TASK REQUIREMENTS: Return every line of the data below exactly, but do not include the images.

PROVIDED DATA:
=-=-=-=-=

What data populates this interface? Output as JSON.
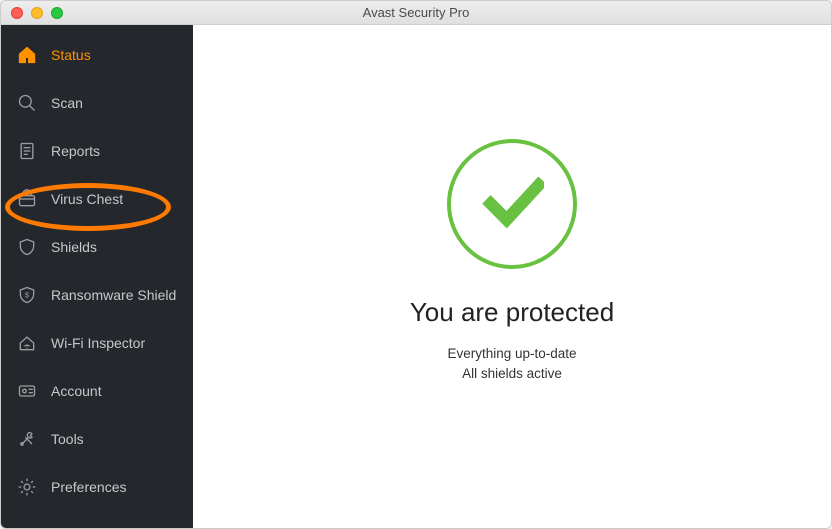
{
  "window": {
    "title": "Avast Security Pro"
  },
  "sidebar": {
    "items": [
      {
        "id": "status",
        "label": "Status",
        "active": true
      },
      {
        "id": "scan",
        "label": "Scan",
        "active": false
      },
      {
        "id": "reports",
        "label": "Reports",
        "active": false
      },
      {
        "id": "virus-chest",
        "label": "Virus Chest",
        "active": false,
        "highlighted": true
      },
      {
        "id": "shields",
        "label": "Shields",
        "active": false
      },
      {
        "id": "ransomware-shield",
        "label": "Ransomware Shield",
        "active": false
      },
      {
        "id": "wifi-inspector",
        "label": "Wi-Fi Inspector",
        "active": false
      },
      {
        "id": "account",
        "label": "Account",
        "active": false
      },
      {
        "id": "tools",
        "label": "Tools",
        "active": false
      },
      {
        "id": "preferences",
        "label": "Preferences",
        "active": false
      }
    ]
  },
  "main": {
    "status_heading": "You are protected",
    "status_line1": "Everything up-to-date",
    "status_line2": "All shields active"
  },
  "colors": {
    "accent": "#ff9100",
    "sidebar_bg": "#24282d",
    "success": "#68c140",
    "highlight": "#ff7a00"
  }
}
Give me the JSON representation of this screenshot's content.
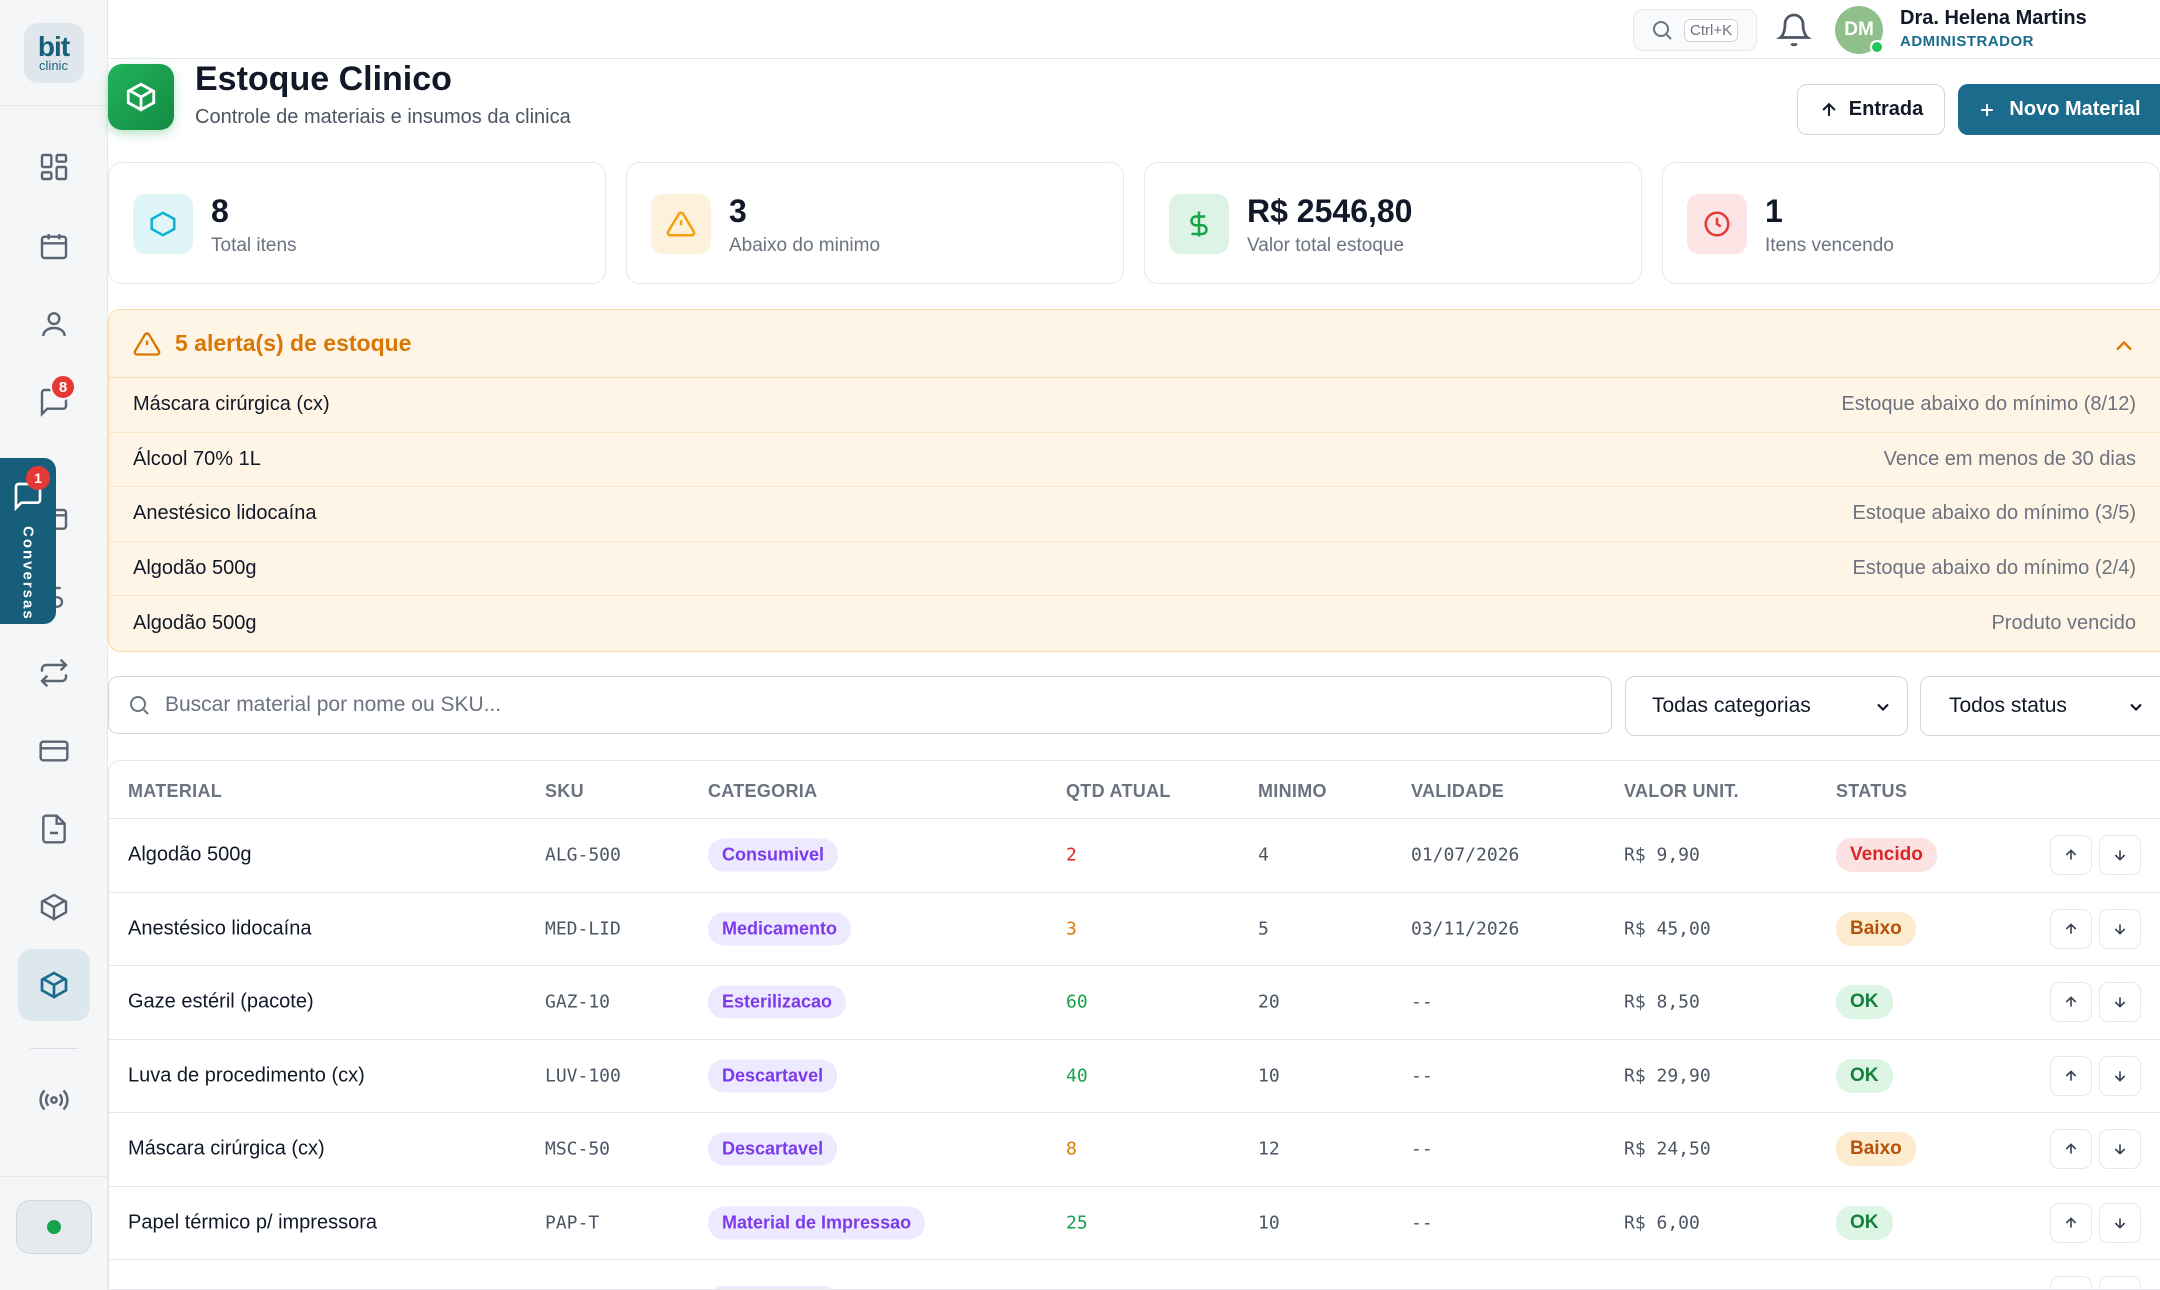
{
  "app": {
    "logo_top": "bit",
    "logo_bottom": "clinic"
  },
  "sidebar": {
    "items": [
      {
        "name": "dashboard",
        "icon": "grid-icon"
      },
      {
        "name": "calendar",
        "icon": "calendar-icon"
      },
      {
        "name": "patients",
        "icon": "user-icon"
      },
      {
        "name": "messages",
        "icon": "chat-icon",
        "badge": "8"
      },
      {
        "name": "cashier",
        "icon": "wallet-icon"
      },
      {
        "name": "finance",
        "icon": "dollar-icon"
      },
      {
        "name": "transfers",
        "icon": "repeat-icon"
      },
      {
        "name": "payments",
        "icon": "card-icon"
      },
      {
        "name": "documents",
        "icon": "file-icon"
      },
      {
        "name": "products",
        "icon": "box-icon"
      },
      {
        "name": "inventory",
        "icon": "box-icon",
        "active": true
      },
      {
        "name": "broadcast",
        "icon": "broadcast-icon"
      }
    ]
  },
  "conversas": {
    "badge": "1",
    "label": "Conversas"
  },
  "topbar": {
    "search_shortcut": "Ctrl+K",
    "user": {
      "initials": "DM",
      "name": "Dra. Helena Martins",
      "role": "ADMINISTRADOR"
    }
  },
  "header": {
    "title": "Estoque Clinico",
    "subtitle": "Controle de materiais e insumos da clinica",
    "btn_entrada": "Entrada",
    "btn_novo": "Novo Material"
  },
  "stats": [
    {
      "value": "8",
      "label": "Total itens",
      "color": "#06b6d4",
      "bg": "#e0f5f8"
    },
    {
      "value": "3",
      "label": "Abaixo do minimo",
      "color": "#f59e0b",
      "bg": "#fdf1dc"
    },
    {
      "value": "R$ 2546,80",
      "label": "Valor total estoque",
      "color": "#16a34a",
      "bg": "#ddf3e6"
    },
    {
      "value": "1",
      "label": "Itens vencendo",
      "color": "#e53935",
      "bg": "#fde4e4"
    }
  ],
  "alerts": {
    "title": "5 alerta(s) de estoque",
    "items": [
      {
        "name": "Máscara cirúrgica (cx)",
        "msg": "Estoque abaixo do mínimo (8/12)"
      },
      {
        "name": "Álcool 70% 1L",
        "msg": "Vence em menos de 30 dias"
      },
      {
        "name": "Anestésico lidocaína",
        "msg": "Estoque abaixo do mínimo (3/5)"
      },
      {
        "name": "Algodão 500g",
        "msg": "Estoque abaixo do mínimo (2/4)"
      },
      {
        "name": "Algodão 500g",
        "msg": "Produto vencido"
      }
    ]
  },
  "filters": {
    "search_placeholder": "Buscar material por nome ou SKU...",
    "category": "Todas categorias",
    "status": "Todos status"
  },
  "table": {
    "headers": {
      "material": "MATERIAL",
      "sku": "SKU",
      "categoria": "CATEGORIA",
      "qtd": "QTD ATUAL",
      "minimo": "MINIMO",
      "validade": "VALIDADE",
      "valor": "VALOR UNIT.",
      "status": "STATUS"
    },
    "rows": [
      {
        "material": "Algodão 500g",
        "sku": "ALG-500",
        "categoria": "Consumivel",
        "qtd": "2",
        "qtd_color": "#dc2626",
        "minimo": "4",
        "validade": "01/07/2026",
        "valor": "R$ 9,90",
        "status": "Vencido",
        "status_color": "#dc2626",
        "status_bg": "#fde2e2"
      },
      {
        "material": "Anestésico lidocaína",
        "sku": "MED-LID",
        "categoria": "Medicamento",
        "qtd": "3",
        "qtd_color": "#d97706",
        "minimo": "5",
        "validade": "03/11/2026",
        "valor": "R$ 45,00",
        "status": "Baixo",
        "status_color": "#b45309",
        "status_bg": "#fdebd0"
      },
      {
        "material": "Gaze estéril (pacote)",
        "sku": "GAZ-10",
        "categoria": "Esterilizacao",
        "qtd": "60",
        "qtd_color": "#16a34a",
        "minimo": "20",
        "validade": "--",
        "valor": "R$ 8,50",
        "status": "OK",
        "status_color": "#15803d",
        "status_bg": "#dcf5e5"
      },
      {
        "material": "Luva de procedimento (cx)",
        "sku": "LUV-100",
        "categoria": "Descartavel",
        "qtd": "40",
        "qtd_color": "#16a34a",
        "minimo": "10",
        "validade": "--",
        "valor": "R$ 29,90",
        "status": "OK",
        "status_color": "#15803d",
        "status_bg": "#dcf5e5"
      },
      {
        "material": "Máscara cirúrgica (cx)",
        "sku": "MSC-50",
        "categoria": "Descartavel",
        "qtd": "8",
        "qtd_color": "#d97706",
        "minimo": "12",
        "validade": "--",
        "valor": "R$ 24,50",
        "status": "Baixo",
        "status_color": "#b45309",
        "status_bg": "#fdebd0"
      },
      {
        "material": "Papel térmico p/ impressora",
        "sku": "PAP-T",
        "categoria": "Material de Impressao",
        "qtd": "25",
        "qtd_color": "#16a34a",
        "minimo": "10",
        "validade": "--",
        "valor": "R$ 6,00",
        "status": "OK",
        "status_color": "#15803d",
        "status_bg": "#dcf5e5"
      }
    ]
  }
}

=-=-=-=-=

RESULT OF THE EXERCISE:
What data populates this interface? Output as JSON.
{
  "window": {
    "title": "Avast Security Pro"
  },
  "sidebar": {
    "items": [
      {
        "id": "status",
        "label": "Status",
        "active": true
      },
      {
        "id": "scan",
        "label": "Scan",
        "active": false
      },
      {
        "id": "reports",
        "label": "Reports",
        "active": false
      },
      {
        "id": "virus-chest",
        "label": "Virus Chest",
        "active": false,
        "highlighted": true
      },
      {
        "id": "shields",
        "label": "Shields",
        "active": false
      },
      {
        "id": "ransomware-shield",
        "label": "Ransomware Shield",
        "active": false
      },
      {
        "id": "wifi-inspector",
        "label": "Wi-Fi Inspector",
        "active": false
      },
      {
        "id": "account",
        "label": "Account",
        "active": false
      },
      {
        "id": "tools",
        "label": "Tools",
        "active": false
      },
      {
        "id": "preferences",
        "label": "Preferences",
        "active": false
      }
    ]
  },
  "main": {
    "status_heading": "You are protected",
    "status_line1": "Everything up-to-date",
    "status_line2": "All shields active"
  },
  "colors": {
    "accent": "#ff9100",
    "sidebar_bg": "#24282d",
    "success": "#68c140",
    "highlight": "#ff7a00"
  }
}
Give me the JSON representation of this screenshot's content.
{
  "app": {
    "logo_top": "bit",
    "logo_bottom": "clinic"
  },
  "sidebar": {
    "items": [
      {
        "name": "dashboard",
        "icon": "grid-icon"
      },
      {
        "name": "calendar",
        "icon": "calendar-icon"
      },
      {
        "name": "patients",
        "icon": "user-icon"
      },
      {
        "name": "messages",
        "icon": "chat-icon",
        "badge": "8"
      },
      {
        "name": "cashier",
        "icon": "wallet-icon"
      },
      {
        "name": "finance",
        "icon": "dollar-icon"
      },
      {
        "name": "transfers",
        "icon": "repeat-icon"
      },
      {
        "name": "payments",
        "icon": "card-icon"
      },
      {
        "name": "documents",
        "icon": "file-icon"
      },
      {
        "name": "products",
        "icon": "box-icon"
      },
      {
        "name": "inventory",
        "icon": "box-icon",
        "active": true
      },
      {
        "name": "broadcast",
        "icon": "broadcast-icon"
      }
    ]
  },
  "conversas": {
    "badge": "1",
    "label": "Conversas"
  },
  "topbar": {
    "search_shortcut": "Ctrl+K",
    "user": {
      "initials": "DM",
      "name": "Dra. Helena Martins",
      "role": "ADMINISTRADOR"
    }
  },
  "header": {
    "title": "Estoque Clinico",
    "subtitle": "Controle de materiais e insumos da clinica",
    "btn_entrada": "Entrada",
    "btn_novo": "Novo Material"
  },
  "stats": [
    {
      "value": "8",
      "label": "Total itens",
      "color": "#06b6d4",
      "bg": "#e0f5f8"
    },
    {
      "value": "3",
      "label": "Abaixo do minimo",
      "color": "#f59e0b",
      "bg": "#fdf1dc"
    },
    {
      "value": "R$ 2546,80",
      "label": "Valor total estoque",
      "color": "#16a34a",
      "bg": "#ddf3e6"
    },
    {
      "value": "1",
      "label": "Itens vencendo",
      "color": "#e53935",
      "bg": "#fde4e4"
    }
  ],
  "alerts": {
    "title": "5 alerta(s) de estoque",
    "items": [
      {
        "name": "Máscara cirúrgica (cx)",
        "msg": "Estoque abaixo do mínimo (8/12)"
      },
      {
        "name": "Álcool 70% 1L",
        "msg": "Vence em menos de 30 dias"
      },
      {
        "name": "Anestésico lidocaína",
        "msg": "Estoque abaixo do mínimo (3/5)"
      },
      {
        "name": "Algodão 500g",
        "msg": "Estoque abaixo do mínimo (2/4)"
      },
      {
        "name": "Algodão 500g",
        "msg": "Produto vencido"
      }
    ]
  },
  "filters": {
    "search_placeholder": "Buscar material por nome ou SKU...",
    "category": "Todas categorias",
    "status": "Todos status"
  },
  "table": {
    "headers": {
      "material": "MATERIAL",
      "sku": "SKU",
      "categoria": "CATEGORIA",
      "qtd": "QTD ATUAL",
      "minimo": "MINIMO",
      "validade": "VALIDADE",
      "valor": "VALOR UNIT.",
      "status": "STATUS"
    },
    "rows": [
      {
        "material": "Algodão 500g",
        "sku": "ALG-500",
        "categoria": "Consumivel",
        "qtd": "2",
        "qtd_color": "#dc2626",
        "minimo": "4",
        "validade": "01/07/2026",
        "valor": "R$ 9,90",
        "status": "Vencido",
        "status_color": "#dc2626",
        "status_bg": "#fde2e2"
      },
      {
        "material": "Anestésico lidocaína",
        "sku": "MED-LID",
        "categoria": "Medicamento",
        "qtd": "3",
        "qtd_color": "#d97706",
        "minimo": "5",
        "validade": "03/11/2026",
        "valor": "R$ 45,00",
        "status": "Baixo",
        "status_color": "#b45309",
        "status_bg": "#fdebd0"
      },
      {
        "material": "Gaze estéril (pacote)",
        "sku": "GAZ-10",
        "categoria": "Esterilizacao",
        "qtd": "60",
        "qtd_color": "#16a34a",
        "minimo": "20",
        "validade": "--",
        "valor": "R$ 8,50",
        "status": "OK",
        "status_color": "#15803d",
        "status_bg": "#dcf5e5"
      },
      {
        "material": "Luva de procedimento (cx)",
        "sku": "LUV-100",
        "categoria": "Descartavel",
        "qtd": "40",
        "qtd_color": "#16a34a",
        "minimo": "10",
        "validade": "--",
        "valor": "R$ 29,90",
        "status": "OK",
        "status_color": "#15803d",
        "status_bg": "#dcf5e5"
      },
      {
        "material": "Máscara cirúrgica (cx)",
        "sku": "MSC-50",
        "categoria": "Descartavel",
        "qtd": "8",
        "qtd_color": "#d97706",
        "minimo": "12",
        "validade": "--",
        "valor": "R$ 24,50",
        "status": "Baixo",
        "status_color": "#b45309",
        "status_bg": "#fdebd0"
      },
      {
        "material": "Papel térmico p/ impressora",
        "sku": "PAP-T",
        "categoria": "Material de Impressao",
        "qtd": "25",
        "qtd_color": "#16a34a",
        "minimo": "10",
        "validade": "--",
        "valor": "R$ 6,00",
        "status": "OK",
        "status_color": "#15803d",
        "status_bg": "#dcf5e5"
      }
    ]
  }
}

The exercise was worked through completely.